— Task description —
Reply with one number: how many lines contain the word "随着游客数量的增加".

Stored entries:
————

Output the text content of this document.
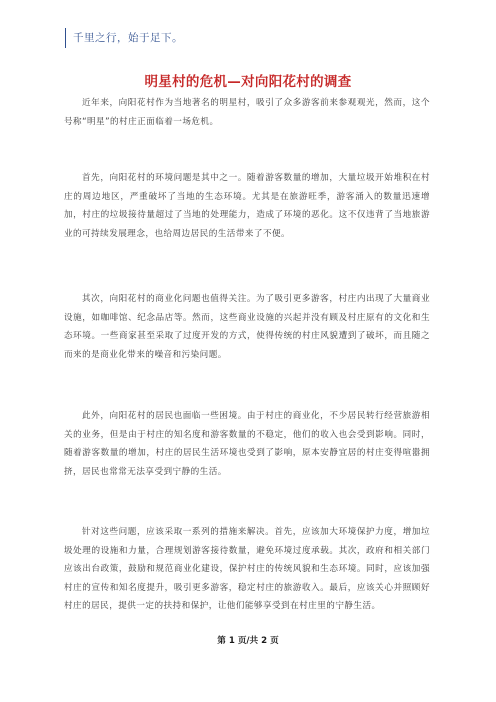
千里之行，始于足下。
明星村的危机—对向阳花村的调查
近年来，向阳花村作为当地著名的明星村，吸引了众多游客前来参观观光，然而，这个号称“明星”的村庄正面临着一场危机。
首先，向阳花村的环境问题是其中之一。随着游客数量的增加，大量垃圾开始堆积在村庄的周边地区，严重破坏了当地的生态环境。尤其是在旅游旺季，游客涌入的数量迅速增加，村庄的垃圾接待量超过了当地的处理能力，造成了环境的恶化。这不仅违背了当地旅游业的可持续发展理念，也给周边居民的生活带来了不便。
其次，向阳花村的商业化问题也值得关注。为了吸引更多游客，村庄内出现了大量商业设施，如咖啡馆、纪念品店等。然而，这些商业设施的兴起并没有顾及村庄原有的文化和生态环境。一些商家甚至采取了过度开发的方式，使得传统的村庄风貌遭到了破坏，而且随之而来的是商业化带来的噪音和污染问题。
此外，向阳花村的居民也面临一些困境。由于村庄的商业化，不少居民转行经营旅游相关的业务，但是由于村庄的知名度和游客数量的不稳定，他们的收入也会受到影响。同时，随着游客数量的增加，村庄的居民生活环境也受到了影响，原本安静宜居的村庄变得喧嚣拥挤，居民也常常无法享受到宁静的生活。
针对这些问题，应该采取一系列的措施来解决。首先，应该加大环境保护力度，增加垃圾处理的设施和力量，合理规划游客接待数量，避免环境过度承载。其次，政府和相关部门应该出台政策，鼓励和规范商业化建设，保护村庄的传统风貌和生态环境。同时，应该加强村庄的宣传和知名度提升，吸引更多游客，稳定村庄的旅游收入。最后，应该关心并照顾好村庄的居民，提供一定的扶持和保护，让他们能够享受到在村庄里的宁静生活。
第 1 页/共 2 页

————

— Solution to this task —
2